▶ What you need to do: Copy all lines that contain the word "text".

[BEGIN]

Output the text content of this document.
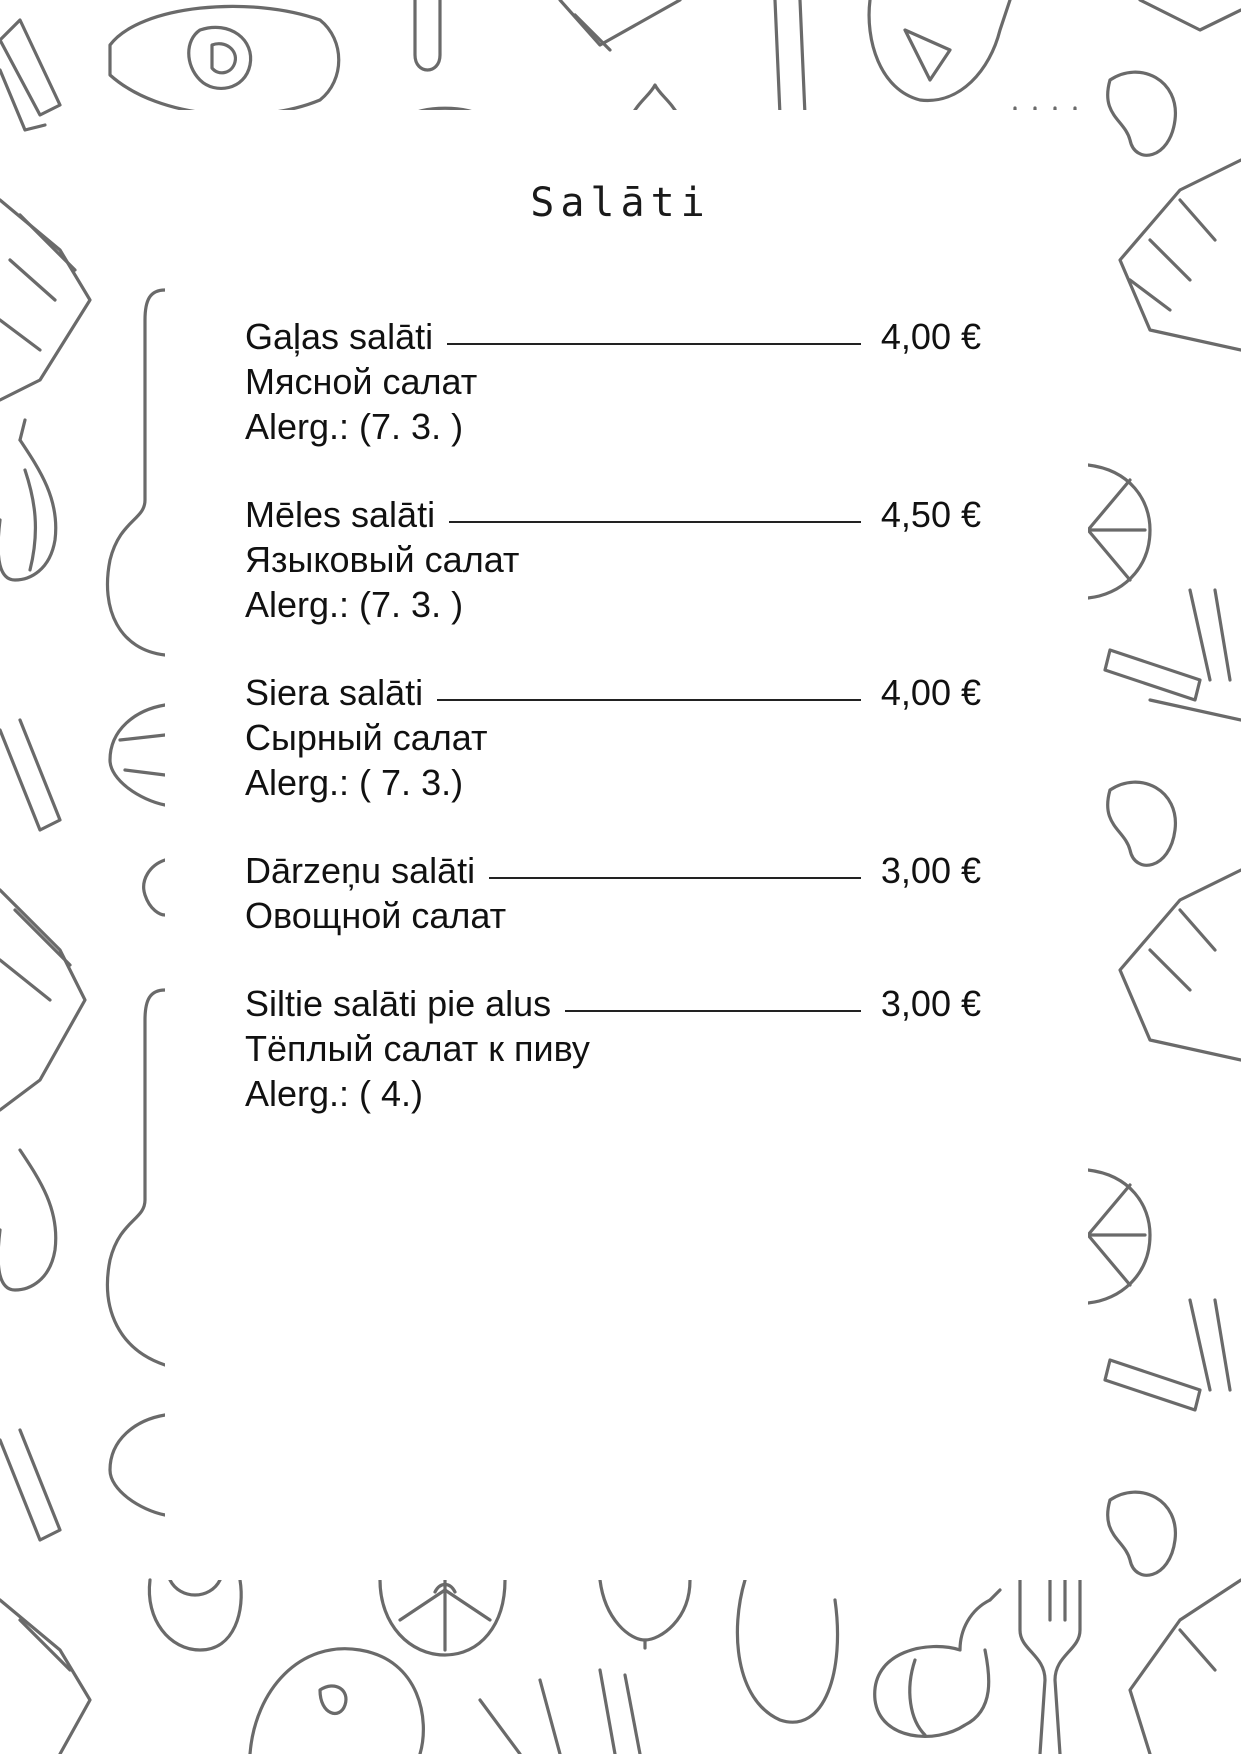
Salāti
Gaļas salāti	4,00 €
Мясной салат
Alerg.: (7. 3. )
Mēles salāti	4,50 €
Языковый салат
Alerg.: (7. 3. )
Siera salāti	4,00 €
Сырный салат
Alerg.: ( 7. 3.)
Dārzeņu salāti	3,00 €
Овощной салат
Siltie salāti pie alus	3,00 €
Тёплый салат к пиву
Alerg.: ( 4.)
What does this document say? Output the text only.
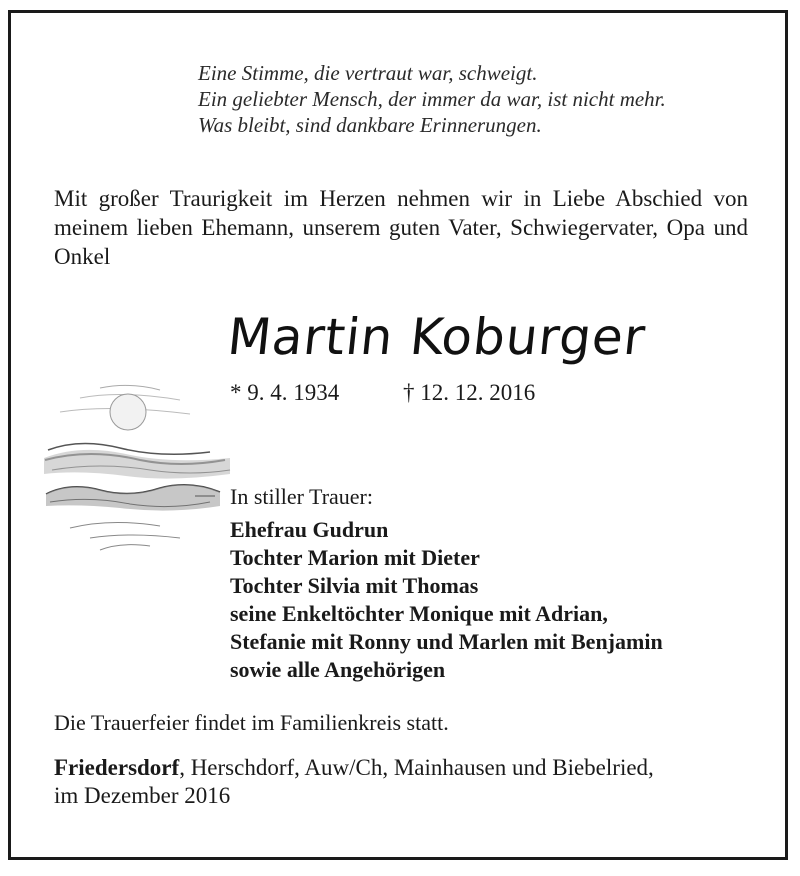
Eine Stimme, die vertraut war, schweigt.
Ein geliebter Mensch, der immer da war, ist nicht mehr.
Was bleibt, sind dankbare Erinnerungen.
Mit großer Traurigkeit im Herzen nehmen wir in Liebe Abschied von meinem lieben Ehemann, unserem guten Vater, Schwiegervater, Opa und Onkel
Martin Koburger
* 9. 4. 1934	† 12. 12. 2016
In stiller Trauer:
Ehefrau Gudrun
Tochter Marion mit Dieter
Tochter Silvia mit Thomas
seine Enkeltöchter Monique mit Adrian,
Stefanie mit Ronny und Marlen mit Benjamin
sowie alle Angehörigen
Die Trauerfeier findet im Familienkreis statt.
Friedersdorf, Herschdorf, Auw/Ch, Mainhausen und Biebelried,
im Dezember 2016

[END]
[BEGIN]

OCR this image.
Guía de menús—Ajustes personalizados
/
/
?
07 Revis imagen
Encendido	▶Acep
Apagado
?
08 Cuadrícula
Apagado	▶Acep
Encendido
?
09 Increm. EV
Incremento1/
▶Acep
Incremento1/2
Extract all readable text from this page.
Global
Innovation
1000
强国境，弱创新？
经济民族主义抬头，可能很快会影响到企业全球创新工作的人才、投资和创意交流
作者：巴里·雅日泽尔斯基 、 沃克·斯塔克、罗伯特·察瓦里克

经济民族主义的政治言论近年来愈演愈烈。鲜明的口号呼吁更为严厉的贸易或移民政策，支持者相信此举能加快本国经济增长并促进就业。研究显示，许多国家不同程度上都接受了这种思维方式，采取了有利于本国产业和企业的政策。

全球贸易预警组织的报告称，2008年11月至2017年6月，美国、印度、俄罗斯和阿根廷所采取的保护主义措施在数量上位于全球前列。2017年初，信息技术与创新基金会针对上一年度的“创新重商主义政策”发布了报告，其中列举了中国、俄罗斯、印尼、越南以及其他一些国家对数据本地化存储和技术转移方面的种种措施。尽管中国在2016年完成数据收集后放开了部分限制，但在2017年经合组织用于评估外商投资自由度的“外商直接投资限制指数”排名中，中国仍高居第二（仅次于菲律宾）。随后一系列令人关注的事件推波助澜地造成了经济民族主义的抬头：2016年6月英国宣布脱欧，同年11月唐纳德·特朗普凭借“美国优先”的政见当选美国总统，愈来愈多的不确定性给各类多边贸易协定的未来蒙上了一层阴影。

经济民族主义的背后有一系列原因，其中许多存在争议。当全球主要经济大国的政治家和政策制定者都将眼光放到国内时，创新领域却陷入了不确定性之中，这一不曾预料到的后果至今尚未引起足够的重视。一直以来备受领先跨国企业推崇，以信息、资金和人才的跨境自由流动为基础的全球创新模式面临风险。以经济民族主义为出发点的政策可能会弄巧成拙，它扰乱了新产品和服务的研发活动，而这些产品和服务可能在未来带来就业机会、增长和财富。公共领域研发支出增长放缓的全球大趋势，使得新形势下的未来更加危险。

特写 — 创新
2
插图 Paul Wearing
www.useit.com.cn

[END]

▶ Final answer:
Output the text content of this document.
What does this document say? Output the text only.
Extract all readable text from this page.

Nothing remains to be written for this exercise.